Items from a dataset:
>> Start

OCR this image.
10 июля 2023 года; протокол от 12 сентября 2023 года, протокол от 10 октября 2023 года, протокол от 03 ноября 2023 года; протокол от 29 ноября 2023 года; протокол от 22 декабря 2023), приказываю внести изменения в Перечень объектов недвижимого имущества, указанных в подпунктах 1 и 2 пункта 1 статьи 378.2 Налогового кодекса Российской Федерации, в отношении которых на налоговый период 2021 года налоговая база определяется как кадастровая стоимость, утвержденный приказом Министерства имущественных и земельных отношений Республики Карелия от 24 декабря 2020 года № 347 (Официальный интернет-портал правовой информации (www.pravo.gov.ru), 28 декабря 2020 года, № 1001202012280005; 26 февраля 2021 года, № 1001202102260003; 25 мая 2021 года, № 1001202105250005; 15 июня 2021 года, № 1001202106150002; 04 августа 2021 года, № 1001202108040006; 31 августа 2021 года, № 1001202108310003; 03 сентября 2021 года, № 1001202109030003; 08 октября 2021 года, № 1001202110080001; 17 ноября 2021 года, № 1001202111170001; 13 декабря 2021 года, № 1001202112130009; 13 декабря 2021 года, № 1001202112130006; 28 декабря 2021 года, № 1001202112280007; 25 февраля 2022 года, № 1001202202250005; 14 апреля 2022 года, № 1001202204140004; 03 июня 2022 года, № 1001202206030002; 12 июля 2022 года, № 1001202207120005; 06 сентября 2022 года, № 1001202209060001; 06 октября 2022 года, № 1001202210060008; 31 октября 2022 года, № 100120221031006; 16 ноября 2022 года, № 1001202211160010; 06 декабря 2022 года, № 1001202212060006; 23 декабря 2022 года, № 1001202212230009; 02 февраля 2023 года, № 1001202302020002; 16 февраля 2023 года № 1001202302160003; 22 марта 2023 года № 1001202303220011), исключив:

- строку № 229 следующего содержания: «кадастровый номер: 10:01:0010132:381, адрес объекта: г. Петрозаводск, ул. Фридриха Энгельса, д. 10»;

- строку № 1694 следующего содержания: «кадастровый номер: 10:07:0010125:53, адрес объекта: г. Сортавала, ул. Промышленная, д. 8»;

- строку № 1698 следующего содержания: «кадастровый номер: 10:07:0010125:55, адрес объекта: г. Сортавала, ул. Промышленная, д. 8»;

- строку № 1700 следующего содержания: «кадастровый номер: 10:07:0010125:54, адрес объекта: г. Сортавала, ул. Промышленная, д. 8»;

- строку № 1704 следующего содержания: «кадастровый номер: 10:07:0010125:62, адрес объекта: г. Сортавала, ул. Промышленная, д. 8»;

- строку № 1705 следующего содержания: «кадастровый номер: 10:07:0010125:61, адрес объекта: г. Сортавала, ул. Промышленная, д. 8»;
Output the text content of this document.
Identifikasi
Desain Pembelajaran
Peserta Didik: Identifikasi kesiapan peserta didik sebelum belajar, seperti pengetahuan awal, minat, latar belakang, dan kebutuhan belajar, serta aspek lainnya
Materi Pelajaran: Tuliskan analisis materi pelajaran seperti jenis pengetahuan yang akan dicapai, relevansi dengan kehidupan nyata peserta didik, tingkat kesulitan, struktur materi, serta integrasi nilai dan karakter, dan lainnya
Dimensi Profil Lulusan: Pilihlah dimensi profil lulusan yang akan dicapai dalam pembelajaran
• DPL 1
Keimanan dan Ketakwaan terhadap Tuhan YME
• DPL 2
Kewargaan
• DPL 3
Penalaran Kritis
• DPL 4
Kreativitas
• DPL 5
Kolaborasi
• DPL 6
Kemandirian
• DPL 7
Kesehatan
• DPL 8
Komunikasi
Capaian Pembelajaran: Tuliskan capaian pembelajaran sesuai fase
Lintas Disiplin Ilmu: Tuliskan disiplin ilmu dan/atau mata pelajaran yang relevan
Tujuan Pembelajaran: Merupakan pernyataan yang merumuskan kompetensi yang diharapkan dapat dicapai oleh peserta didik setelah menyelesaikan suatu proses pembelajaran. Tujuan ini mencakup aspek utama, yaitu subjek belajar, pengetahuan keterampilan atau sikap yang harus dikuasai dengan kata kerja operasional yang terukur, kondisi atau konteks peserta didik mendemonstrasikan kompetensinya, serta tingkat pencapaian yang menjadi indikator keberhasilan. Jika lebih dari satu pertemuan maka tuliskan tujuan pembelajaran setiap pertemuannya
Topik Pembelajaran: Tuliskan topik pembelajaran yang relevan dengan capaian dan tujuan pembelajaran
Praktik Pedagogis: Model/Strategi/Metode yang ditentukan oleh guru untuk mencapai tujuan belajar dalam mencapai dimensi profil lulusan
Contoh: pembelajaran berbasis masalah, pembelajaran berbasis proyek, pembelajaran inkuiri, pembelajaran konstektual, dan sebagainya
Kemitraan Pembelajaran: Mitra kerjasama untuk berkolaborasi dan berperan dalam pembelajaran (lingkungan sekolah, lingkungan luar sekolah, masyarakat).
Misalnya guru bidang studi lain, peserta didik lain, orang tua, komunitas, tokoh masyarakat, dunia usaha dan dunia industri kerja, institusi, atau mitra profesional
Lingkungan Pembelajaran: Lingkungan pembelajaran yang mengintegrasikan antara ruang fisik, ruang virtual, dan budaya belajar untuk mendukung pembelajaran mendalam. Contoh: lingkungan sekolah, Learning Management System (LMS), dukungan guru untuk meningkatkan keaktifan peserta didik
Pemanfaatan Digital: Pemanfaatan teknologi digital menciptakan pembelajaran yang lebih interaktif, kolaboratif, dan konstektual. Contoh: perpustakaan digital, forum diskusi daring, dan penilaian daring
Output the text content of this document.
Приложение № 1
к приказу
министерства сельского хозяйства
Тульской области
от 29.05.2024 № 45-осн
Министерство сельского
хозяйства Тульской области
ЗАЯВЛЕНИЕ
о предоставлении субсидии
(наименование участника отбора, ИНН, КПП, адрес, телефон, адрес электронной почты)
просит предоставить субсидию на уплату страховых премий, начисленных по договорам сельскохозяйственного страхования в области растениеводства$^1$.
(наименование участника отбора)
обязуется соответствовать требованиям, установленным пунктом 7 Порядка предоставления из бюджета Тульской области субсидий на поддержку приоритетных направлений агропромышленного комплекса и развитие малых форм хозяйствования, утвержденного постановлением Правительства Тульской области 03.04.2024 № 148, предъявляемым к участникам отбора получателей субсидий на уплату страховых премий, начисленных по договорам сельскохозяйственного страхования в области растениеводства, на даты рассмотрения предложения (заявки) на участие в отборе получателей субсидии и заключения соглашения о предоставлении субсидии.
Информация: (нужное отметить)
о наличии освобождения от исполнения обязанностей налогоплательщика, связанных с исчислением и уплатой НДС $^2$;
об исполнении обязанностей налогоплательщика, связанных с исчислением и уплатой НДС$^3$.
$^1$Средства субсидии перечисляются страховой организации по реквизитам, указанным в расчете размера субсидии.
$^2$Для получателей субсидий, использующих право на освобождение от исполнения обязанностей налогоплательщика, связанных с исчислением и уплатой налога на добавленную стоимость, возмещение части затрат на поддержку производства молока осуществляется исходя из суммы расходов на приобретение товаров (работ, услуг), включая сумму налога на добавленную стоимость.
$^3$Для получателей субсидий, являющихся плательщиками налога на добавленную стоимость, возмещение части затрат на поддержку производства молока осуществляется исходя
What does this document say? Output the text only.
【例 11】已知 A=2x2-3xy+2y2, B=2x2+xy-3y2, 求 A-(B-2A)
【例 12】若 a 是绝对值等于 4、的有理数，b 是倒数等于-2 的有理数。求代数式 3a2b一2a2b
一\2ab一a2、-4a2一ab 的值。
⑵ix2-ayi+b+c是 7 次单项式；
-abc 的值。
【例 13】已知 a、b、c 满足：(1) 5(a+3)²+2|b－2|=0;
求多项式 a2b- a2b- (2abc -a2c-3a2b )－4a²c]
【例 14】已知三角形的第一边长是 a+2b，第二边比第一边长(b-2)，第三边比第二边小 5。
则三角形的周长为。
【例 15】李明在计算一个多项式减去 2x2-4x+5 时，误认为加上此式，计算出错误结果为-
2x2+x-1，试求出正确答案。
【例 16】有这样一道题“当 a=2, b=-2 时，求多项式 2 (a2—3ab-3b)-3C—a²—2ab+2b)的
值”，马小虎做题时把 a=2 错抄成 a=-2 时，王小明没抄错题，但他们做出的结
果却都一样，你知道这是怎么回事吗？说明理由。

>> End

**Aim**
Go through the records and gather the lines that hold "субсидии".

**Solution for this task**
о предоставлении субсидии
обязуется соответствовать требованиям, установленным пунктом 7 Порядка предоставления из бюджета Тульской области субсидий на поддержку приоритетных направлений агропромышленного комплекса и развитие малых форм хозяйствования, утвержденного постановлением Правительства Тульской области 03.04.2024 № 148, предъявляемым к участникам отбора получателей субсидий на уплату страховых премий, начисленных по договорам сельскохозяйственного страхования в области растениеводства, на даты рассмотрения предложения (заявки) на участие в отборе получателей субсидии и заключения соглашения о предоставлении субсидии.
$^1$Средства субсидии перечисляются страховой организации по реквизитам, указанным в расчете размера субсидии.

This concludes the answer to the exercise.